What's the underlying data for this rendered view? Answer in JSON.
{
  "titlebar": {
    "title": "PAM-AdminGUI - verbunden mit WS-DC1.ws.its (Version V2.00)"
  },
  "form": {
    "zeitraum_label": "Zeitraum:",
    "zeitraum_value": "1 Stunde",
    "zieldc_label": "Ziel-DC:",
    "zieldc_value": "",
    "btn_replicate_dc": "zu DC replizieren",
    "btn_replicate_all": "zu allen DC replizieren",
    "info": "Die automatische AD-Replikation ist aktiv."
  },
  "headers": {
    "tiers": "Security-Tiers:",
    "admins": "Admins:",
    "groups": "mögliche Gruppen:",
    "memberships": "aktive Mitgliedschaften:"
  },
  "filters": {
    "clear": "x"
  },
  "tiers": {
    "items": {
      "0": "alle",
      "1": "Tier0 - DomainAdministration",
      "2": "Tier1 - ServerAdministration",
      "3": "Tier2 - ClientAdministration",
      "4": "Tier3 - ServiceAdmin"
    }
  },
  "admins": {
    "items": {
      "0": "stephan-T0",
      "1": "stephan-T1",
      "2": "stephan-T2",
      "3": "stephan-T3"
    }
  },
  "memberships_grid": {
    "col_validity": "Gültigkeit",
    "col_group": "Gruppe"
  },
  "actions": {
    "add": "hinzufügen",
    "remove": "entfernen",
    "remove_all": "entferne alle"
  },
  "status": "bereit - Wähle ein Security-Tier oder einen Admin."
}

- [EXERCISE DIRECTIONS] Repeat back the data above, exact to the last character.

- [TASK ANSWER]
What's the underlying data for this rendered view? Answer in JSON.
{
  "titlebar": {
    "title": "PAM-AdminGUI - verbunden mit WS-DC1.ws.its (Version V2.00)"
  },
  "form": {
    "zeitraum_label": "Zeitraum:",
    "zeitraum_value": "1 Stunde",
    "zieldc_label": "Ziel-DC:",
    "zieldc_value": "",
    "btn_replicate_dc": "zu DC replizieren",
    "btn_replicate_all": "zu allen DC replizieren",
    "info": "Die automatische AD-Replikation ist aktiv."
  },
  "headers": {
    "tiers": "Security-Tiers:",
    "admins": "Admins:",
    "groups": "mögliche Gruppen:",
    "memberships": "aktive Mitgliedschaften:"
  },
  "filters": {
    "clear": "x"
  },
  "tiers": {
    "items": {
      "0": "alle",
      "1": "Tier0 - DomainAdministration",
      "2": "Tier1 - ServerAdministration",
      "3": "Tier2 - ClientAdministration",
      "4": "Tier3 - ServiceAdmin"
    }
  },
  "admins": {
    "items": {
      "0": "stephan-T0",
      "1": "stephan-T1",
      "2": "stephan-T2",
      "3": "stephan-T3"
    }
  },
  "memberships_grid": {
    "col_validity": "Gültigkeit",
    "col_group": "Gruppe"
  },
  "actions": {
    "add": "hinzufügen",
    "remove": "entfernen",
    "remove_all": "entferne alle"
  },
  "status": "bereit - Wähle ein Security-Tier oder einen Admin."
}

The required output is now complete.